__Excerpted records__.
-=-=-=-=-

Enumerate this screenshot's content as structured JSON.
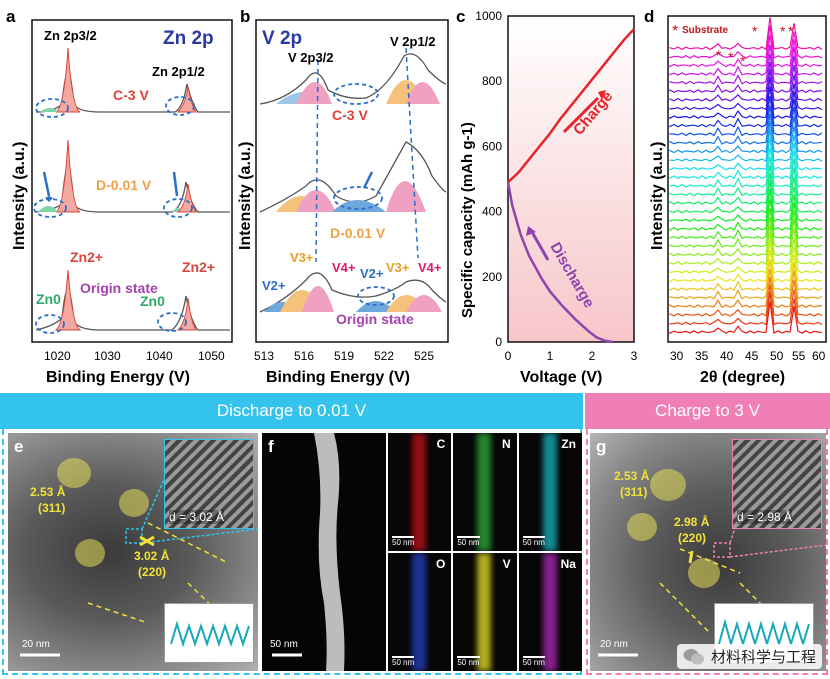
{
  "panels": {
    "a": {
      "letter": "a",
      "title": "Zn 2p",
      "peak_left": "Zn 2p3/2",
      "peak_right": "Zn 2p1/2",
      "states": [
        "C-3 V",
        "D-0.01 V",
        "Origin state"
      ],
      "zn2_label": "Zn2+",
      "zn0_label": "Zn0",
      "xlabel": "Binding Energy (V)",
      "ylabel": "Intensity (a.u.)",
      "xticks": [
        "1020",
        "1030",
        "1040",
        "1050"
      ]
    },
    "b": {
      "letter": "b",
      "title": "V 2p",
      "peak_left": "V 2p3/2",
      "peak_right": "V 2p1/2",
      "states": [
        "C-3 V",
        "D-0.01 V",
        "Origin state"
      ],
      "v_labels": [
        "V2+",
        "V3+",
        "V4+"
      ],
      "xlabel": "Binding Energy (V)",
      "ylabel": "Intensity (a.u.)",
      "xticks": [
        "513",
        "516",
        "519",
        "522",
        "525"
      ]
    },
    "c": {
      "letter": "c",
      "xlabel": "Voltage (V)",
      "ylabel": "Specific capacity (mAh g-1)",
      "charge_label": "Charge",
      "discharge_label": "Discharge",
      "xticks": [
        "0",
        "1",
        "2",
        "3"
      ],
      "yticks": [
        "0",
        "200",
        "400",
        "600",
        "800",
        "1000"
      ]
    },
    "d": {
      "letter": "d",
      "legend": "Substrate",
      "xlabel": "2θ (degree)",
      "ylabel": "Intensity (a.u.)",
      "xticks": [
        "30",
        "35",
        "40",
        "45",
        "50",
        "55",
        "60"
      ]
    }
  },
  "chart_data": [
    {
      "type": "line",
      "panel": "c",
      "xlabel": "Voltage (V)",
      "ylabel": "Specific capacity (mAh g-1)",
      "xlim": [
        0,
        3
      ],
      "ylim": [
        0,
        1000
      ],
      "series": [
        {
          "name": "Charge",
          "color": "#e8232a",
          "x": [
            0,
            0.25,
            0.5,
            0.75,
            1.0,
            1.25,
            1.5,
            1.75,
            2.0,
            2.25,
            2.5,
            2.75,
            3.0
          ],
          "values": [
            490,
            520,
            560,
            600,
            640,
            685,
            725,
            765,
            805,
            845,
            885,
            925,
            960
          ]
        },
        {
          "name": "Discharge",
          "color": "#8e44ad",
          "x": [
            0,
            0.1,
            0.3,
            0.5,
            0.8,
            1.0,
            1.3,
            1.6,
            1.9,
            2.1,
            2.3,
            2.5
          ],
          "values": [
            490,
            420,
            330,
            265,
            195,
            155,
            110,
            70,
            35,
            15,
            4,
            0
          ]
        }
      ]
    }
  ],
  "banners": {
    "discharge": "Discharge to 0.01 V",
    "charge": "Charge to 3 V"
  },
  "tem": {
    "e": {
      "letter": "e",
      "lattice1": "2.53 Å",
      "plane1": "(311)",
      "lattice2": "3.02 Å",
      "plane2": "(220)",
      "inset_d": "d = 3.02 Å",
      "scale": "20 nm"
    },
    "f": {
      "letter": "f",
      "scale": "50 nm",
      "maps": [
        {
          "element": "C",
          "color": "#c0121a"
        },
        {
          "element": "N",
          "color": "#2fae3a"
        },
        {
          "element": "Zn",
          "color": "#18b6c0"
        },
        {
          "element": "O",
          "color": "#2642c8"
        },
        {
          "element": "V",
          "color": "#e8e22a"
        },
        {
          "element": "Na",
          "color": "#b02ab8"
        }
      ],
      "map_scale": "50 nm"
    },
    "g": {
      "letter": "g",
      "lattice1": "2.53 Å",
      "plane1": "(311)",
      "lattice2": "2.98 Å",
      "plane2": "(220)",
      "inset_d": "d = 2.98 Å",
      "scale": "20 nm"
    }
  },
  "watermark": "材料科学与工程",
  "colors": {
    "cyan_banner": "#33c3ec",
    "pink_banner": "#f07fb5"
  }
}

-=-=-=-=-

__Problem statement__.
Each entry above is to be written out again unchanged, apart from the pictures, which are left out.

__Result__.
Enumerate this screenshot's content as structured JSON.
{
  "panels": {
    "a": {
      "letter": "a",
      "title": "Zn 2p",
      "peak_left": "Zn 2p3/2",
      "peak_right": "Zn 2p1/2",
      "states": [
        "C-3 V",
        "D-0.01 V",
        "Origin state"
      ],
      "zn2_label": "Zn2+",
      "zn0_label": "Zn0",
      "xlabel": "Binding Energy (V)",
      "ylabel": "Intensity (a.u.)",
      "xticks": [
        "1020",
        "1030",
        "1040",
        "1050"
      ]
    },
    "b": {
      "letter": "b",
      "title": "V 2p",
      "peak_left": "V 2p3/2",
      "peak_right": "V 2p1/2",
      "states": [
        "C-3 V",
        "D-0.01 V",
        "Origin state"
      ],
      "v_labels": [
        "V2+",
        "V3+",
        "V4+"
      ],
      "xlabel": "Binding Energy (V)",
      "ylabel": "Intensity (a.u.)",
      "xticks": [
        "513",
        "516",
        "519",
        "522",
        "525"
      ]
    },
    "c": {
      "letter": "c",
      "xlabel": "Voltage (V)",
      "ylabel": "Specific capacity (mAh g-1)",
      "charge_label": "Charge",
      "discharge_label": "Discharge",
      "xticks": [
        "0",
        "1",
        "2",
        "3"
      ],
      "yticks": [
        "0",
        "200",
        "400",
        "600",
        "800",
        "1000"
      ]
    },
    "d": {
      "letter": "d",
      "legend": "Substrate",
      "xlabel": "2θ (degree)",
      "ylabel": "Intensity (a.u.)",
      "xticks": [
        "30",
        "35",
        "40",
        "45",
        "50",
        "55",
        "60"
      ]
    }
  },
  "chart_data": [
    {
      "type": "line",
      "panel": "c",
      "xlabel": "Voltage (V)",
      "ylabel": "Specific capacity (mAh g-1)",
      "xlim": [
        0,
        3
      ],
      "ylim": [
        0,
        1000
      ],
      "series": [
        {
          "name": "Charge",
          "color": "#e8232a",
          "x": [
            0,
            0.25,
            0.5,
            0.75,
            1.0,
            1.25,
            1.5,
            1.75,
            2.0,
            2.25,
            2.5,
            2.75,
            3.0
          ],
          "values": [
            490,
            520,
            560,
            600,
            640,
            685,
            725,
            765,
            805,
            845,
            885,
            925,
            960
          ]
        },
        {
          "name": "Discharge",
          "color": "#8e44ad",
          "x": [
            0,
            0.1,
            0.3,
            0.5,
            0.8,
            1.0,
            1.3,
            1.6,
            1.9,
            2.1,
            2.3,
            2.5
          ],
          "values": [
            490,
            420,
            330,
            265,
            195,
            155,
            110,
            70,
            35,
            15,
            4,
            0
          ]
        }
      ]
    }
  ],
  "banners": {
    "discharge": "Discharge to 0.01 V",
    "charge": "Charge to 3 V"
  },
  "tem": {
    "e": {
      "letter": "e",
      "lattice1": "2.53 Å",
      "plane1": "(311)",
      "lattice2": "3.02 Å",
      "plane2": "(220)",
      "inset_d": "d = 3.02 Å",
      "scale": "20 nm"
    },
    "f": {
      "letter": "f",
      "scale": "50 nm",
      "maps": [
        {
          "element": "C",
          "color": "#c0121a"
        },
        {
          "element": "N",
          "color": "#2fae3a"
        },
        {
          "element": "Zn",
          "color": "#18b6c0"
        },
        {
          "element": "O",
          "color": "#2642c8"
        },
        {
          "element": "V",
          "color": "#e8e22a"
        },
        {
          "element": "Na",
          "color": "#b02ab8"
        }
      ],
      "map_scale": "50 nm"
    },
    "g": {
      "letter": "g",
      "lattice1": "2.53 Å",
      "plane1": "(311)",
      "lattice2": "2.98 Å",
      "plane2": "(220)",
      "inset_d": "d = 2.98 Å",
      "scale": "20 nm"
    }
  },
  "watermark": "材料科学与工程",
  "colors": {
    "cyan_banner": "#33c3ec",
    "pink_banner": "#f07fb5"
  }
}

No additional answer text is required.